**Task to carry out:**
Below are records to repeat exactly. Omit the pictures from the copy.

[Recorded data]
---------------
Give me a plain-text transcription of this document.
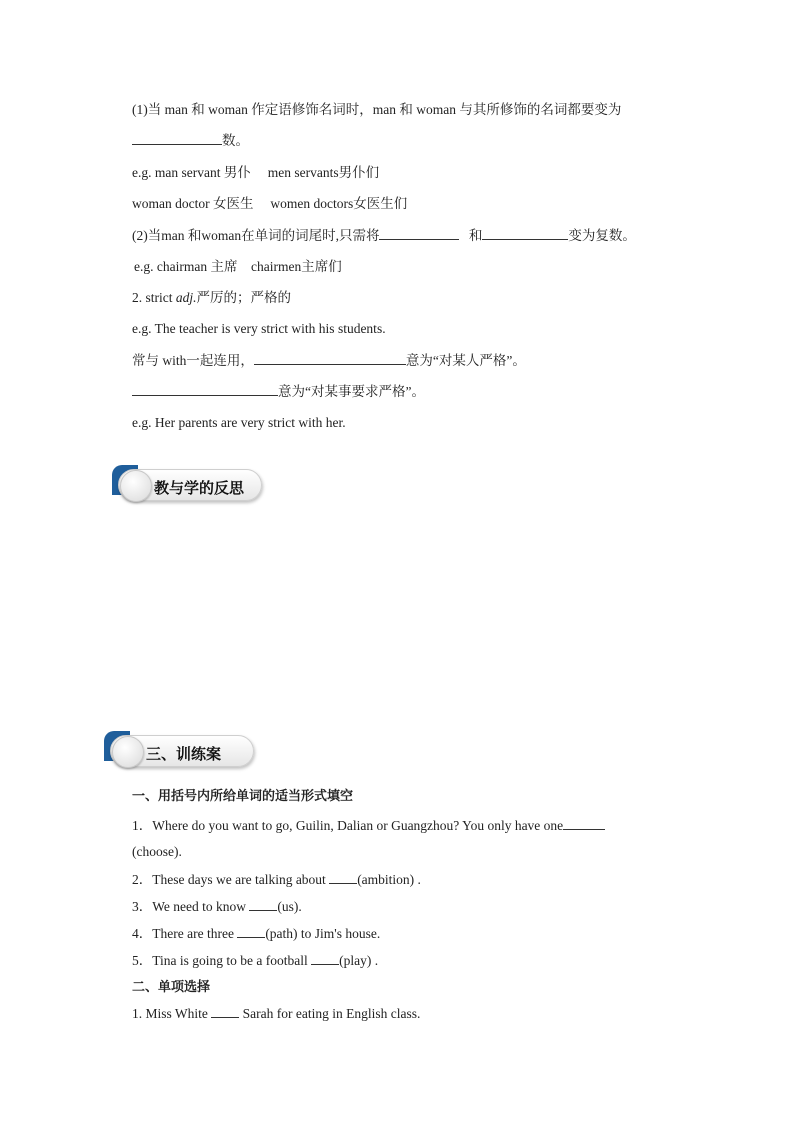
(1)当 man 和 woman 作定语修饰名词时，man 和 woman 与其所修饰的名词都要变为
数。
e.g. man servant 男仆　 men servants男仆们
woman doctor 女医生　 women doctors女医生们
(2)当man 和woman在单词的词尾时,只需将	和	变为复数。
e.g. chairman 主席　chairmen主席们
2. strict adj.严厉的；严格的
e.g. The teacher is very strict with his students.
常与 with一起连用，	意为“对某人严格”。
意为“对某事要求严格”。
e.g. Her parents are very strict with her.
教与学的反思
三、训练案
一、用括号内所给单词的适当形式填空
1．Where do you want to go, Guilin, Dalian or Guangzhou? You only have one
(choose).
2．These days we are talking about (ambition) .
3．We need to know (us).
4．There are three (path) to Jim's house.
5．Tina is going to be a football (play) .
二、单项选择
1. Miss White  Sarah for eating in English class.
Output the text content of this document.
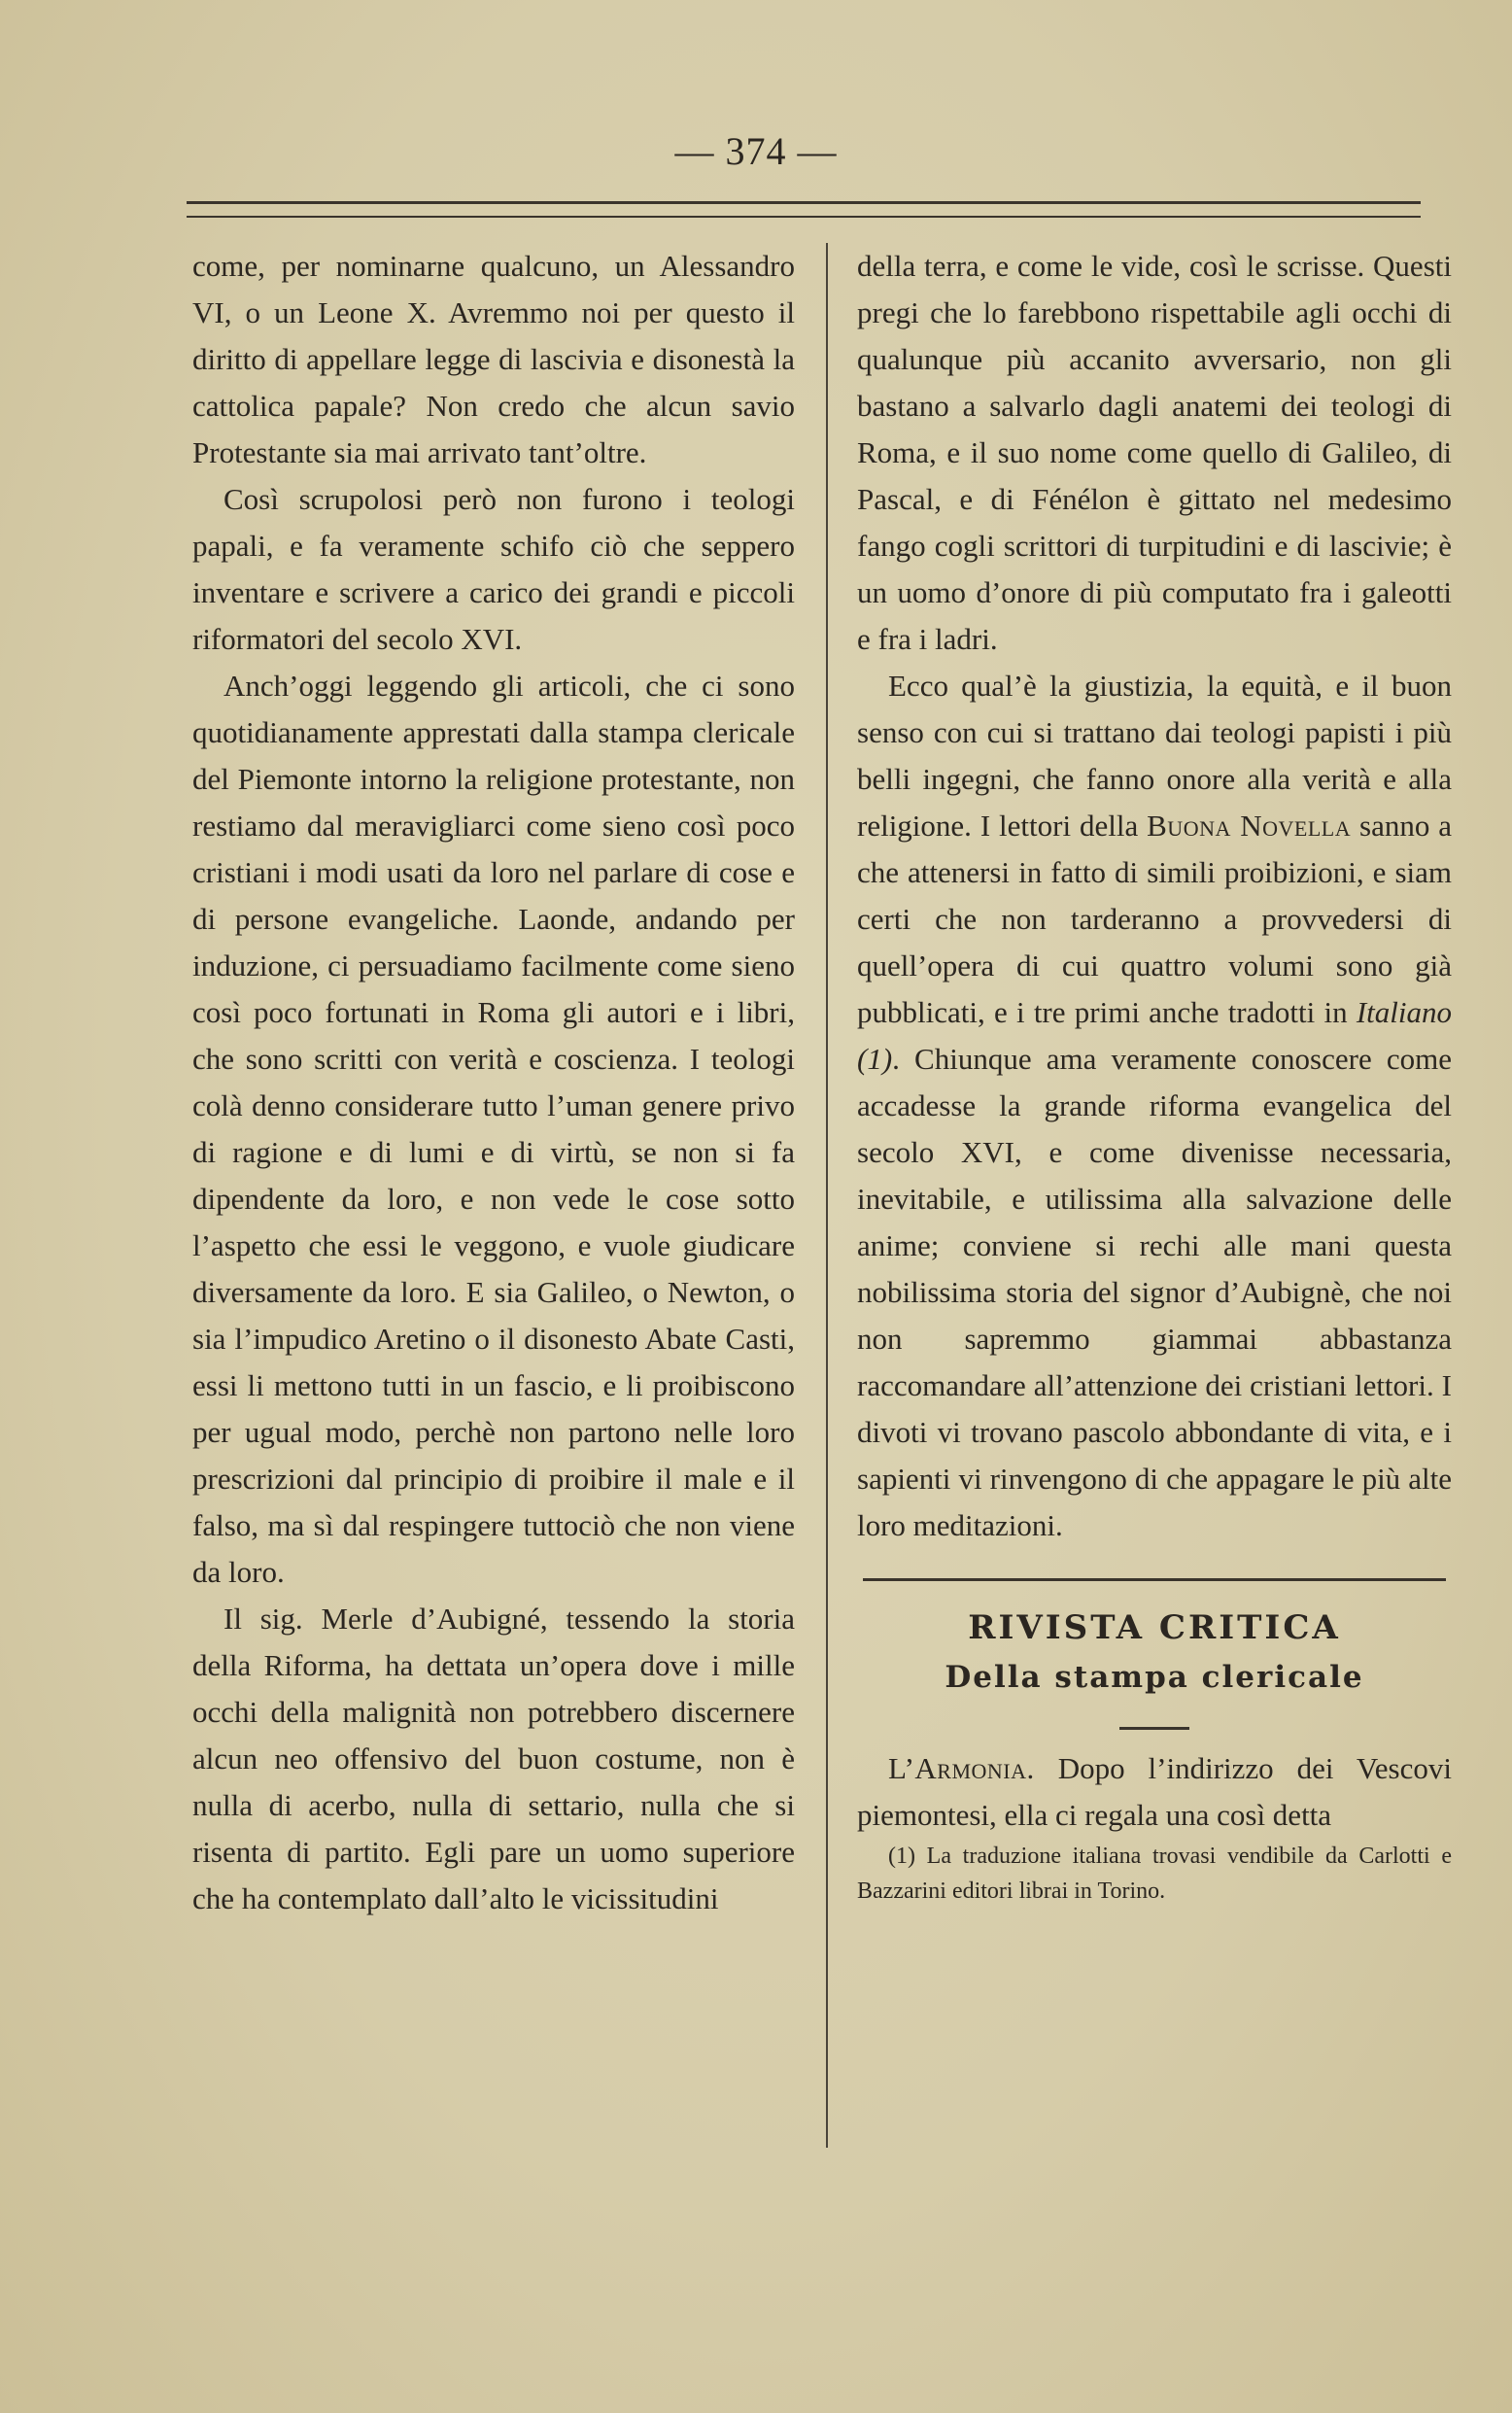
— 374 —

come, per nominarne qualcuno, un Alessandro VI, o un Leone X. Avremmo noi per questo il diritto di appellare legge di lascivia e disonestà la cattolica papale? Non credo che alcun savio Protestante sia mai arrivato tant’oltre.

Così scrupolosi però non furono i teologi papali, e fa veramente schifo ciò che seppero inventare e scrivere a carico dei grandi e piccoli riformatori del secolo XVI.

Anch’oggi leggendo gli articoli, che ci sono quotidianamente apprestati dalla stampa clericale del Piemonte intorno la religione protestante, non restiamo dal meravigliarci come sieno così poco cristiani i modi usati da loro nel parlare di cose e di persone evangeliche. Laonde, andando per induzione, ci persuadiamo facilmente come sieno così poco fortunati in Roma gli autori e i libri, che sono scritti con verità e coscienza. I teologi colà denno considerare tutto l’uman genere privo di ragione e di lumi e di virtù, se non si fa dipendente da loro, e non vede le cose sotto l’aspetto che essi le veggono, e vuole giudicare diversamente da loro. E sia Galileo, o Newton, o sia l’impudico Aretino o il disonesto Abate Casti, essi li mettono tutti in un fascio, e li proibiscono per ugual modo, perchè non partono nelle loro prescrizioni dal principio di proibire il male e il falso, ma sì dal respingere tuttociò che non viene da loro.

Il sig. Merle d’Aubigné, tessendo la storia della Riforma, ha dettata un’opera dove i mille occhi della malignità non potrebbero discernere alcun neo offensivo del buon costume, non è nulla di acerbo, nulla di settario, nulla che si risenta di partito. Egli pare un uomo superiore che ha contemplato dall’alto le vicissitudini

della terra, e come le vide, così le scrisse. Questi pregi che lo farebbono rispettabile agli occhi di qualunque più accanito avversario, non gli bastano a salvarlo dagli anatemi dei teologi di Roma, e il suo nome come quello di Galileo, di Pascal, e di Fénélon è gittato nel medesimo fango cogli scrittori di turpitudini e di lascivie; è un uomo d’onore di più computato fra i galeotti e fra i ladri.

Ecco qual’è la giustizia, la equità, e il buon senso con cui si trattano dai teologi papisti i più belli ingegni, che fanno onore alla verità e alla religione. I lettori della Buona Novella sanno a che attenersi in fatto di simili proibizioni, e siam certi che non tarderanno a provvedersi di quell’opera di cui quattro volumi sono già pubblicati, e i tre primi anche tradotti in Italiano (1). Chiunque ama veramente conoscere come accadesse la grande riforma evangelica del secolo XVI, e come divenisse necessaria, inevitabile, e utilissima alla salvazione delle anime; conviene si rechi alle mani questa nobilissima storia del signor d’Aubignè, che noi non sapremmo giammai abbastanza raccomandare all’attenzione dei cristiani lettori. I divoti vi trovano pascolo abbondante di vita, e i sapienti vi rinvengono di che appagare le più alte loro meditazioni.

RIVISTA CRITICA

Della stampa clericale

L’Armonia. Dopo l’indirizzo dei Vescovi piemontesi, ella ci regala una così detta

(1) La traduzione italiana trovasi vendibile da Carlotti e Bazzarini editori librai in Torino.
---------------
**Solution:**
Give me a plain-text transcription of this document.
(1)当 man 和 woman 作定语修饰名词时，man 和 woman 与其所修饰的名词都要变为
数。
e.g. man servant 男仆　 men servants男仆们
woman doctor 女医生　 women doctors女医生们
(2)当man 和woman在单词的词尾时,只需将	和	变为复数。
e.g. chairman 主席　chairmen主席们
2. strict adj.严厉的；严格的
e.g. The teacher is very strict with his students.
常与 with一起连用，	意为“对某人严格”。
意为“对某事要求严格”。
e.g. Her parents are very strict with her.
教与学的反思
三、训练案
一、用括号内所给单词的适当形式填空
1．Where do you want to go, Guilin, Dalian or Guangzhou? You only have one
(choose).
2．These days we are talking about (ambition) .
3．We need to know (us).
4．There are three (path) to Jim's house.
5．Tina is going to be a football (play) .
二、单项选择
1. Miss White  Sarah for eating in English class.
Output the text content of this document.
— 374 —

come, per nominarne qualcuno, un Alessandro VI, o un Leone X. Avremmo noi per questo il diritto di appellare legge di lascivia e disonestà la cattolica papale? Non credo che alcun savio Protestante sia mai arrivato tant’oltre.

Così scrupolosi però non furono i teologi papali, e fa veramente schifo ciò che seppero inventare e scrivere a carico dei grandi e piccoli riformatori del secolo XVI.

Anch’oggi leggendo gli articoli, che ci sono quotidianamente apprestati dalla stampa clericale del Piemonte intorno la religione protestante, non restiamo dal meravigliarci come sieno così poco cristiani i modi usati da loro nel parlare di cose e di persone evangeliche. Laonde, andando per induzione, ci persuadiamo facilmente come sieno così poco fortunati in Roma gli autori e i libri, che sono scritti con verità e coscienza. I teologi colà denno considerare tutto l’uman genere privo di ragione e di lumi e di virtù, se non si fa dipendente da loro, e non vede le cose sotto l’aspetto che essi le veggono, e vuole giudicare diversamente da loro. E sia Galileo, o Newton, o sia l’impudico Aretino o il disonesto Abate Casti, essi li mettono tutti in un fascio, e li proibiscono per ugual modo, perchè non partono nelle loro prescrizioni dal principio di proibire il male e il falso, ma sì dal respingere tuttociò che non viene da loro.

Il sig. Merle d’Aubigné, tessendo la storia della Riforma, ha dettata un’opera dove i mille occhi della malignità non potrebbero discernere alcun neo offensivo del buon costume, non è nulla di acerbo, nulla di settario, nulla che si risenta di partito. Egli pare un uomo superiore che ha contemplato dall’alto le vicissitudini

della terra, e come le vide, così le scrisse. Questi pregi che lo farebbono rispettabile agli occhi di qualunque più accanito avversario, non gli bastano a salvarlo dagli anatemi dei teologi di Roma, e il suo nome come quello di Galileo, di Pascal, e di Fénélon è gittato nel medesimo fango cogli scrittori di turpitudini e di lascivie; è un uomo d’onore di più computato fra i galeotti e fra i ladri.

Ecco qual’è la giustizia, la equità, e il buon senso con cui si trattano dai teologi papisti i più belli ingegni, che fanno onore alla verità e alla religione. I lettori della Buona Novella sanno a che attenersi in fatto di simili proibizioni, e siam certi che non tarderanno a provvedersi di quell’opera di cui quattro volumi sono già pubblicati, e i tre primi anche tradotti in Italiano (1). Chiunque ama veramente conoscere come accadesse la grande riforma evangelica del secolo XVI, e come divenisse necessaria, inevitabile, e utilissima alla salvazione delle anime; conviene si rechi alle mani questa nobilissima storia del signor d’Aubignè, che noi non sapremmo giammai abbastanza raccomandare all’attenzione dei cristiani lettori. I divoti vi trovano pascolo abbondante di vita, e i sapienti vi rinvengono di che appagare le più alte loro meditazioni.

RIVISTA CRITICA

Della stampa clericale

L’Armonia. Dopo l’indirizzo dei Vescovi piemontesi, ella ci regala una così detta

(1) La traduzione italiana trovasi vendibile da Carlotti e Bazzarini editori librai in Torino.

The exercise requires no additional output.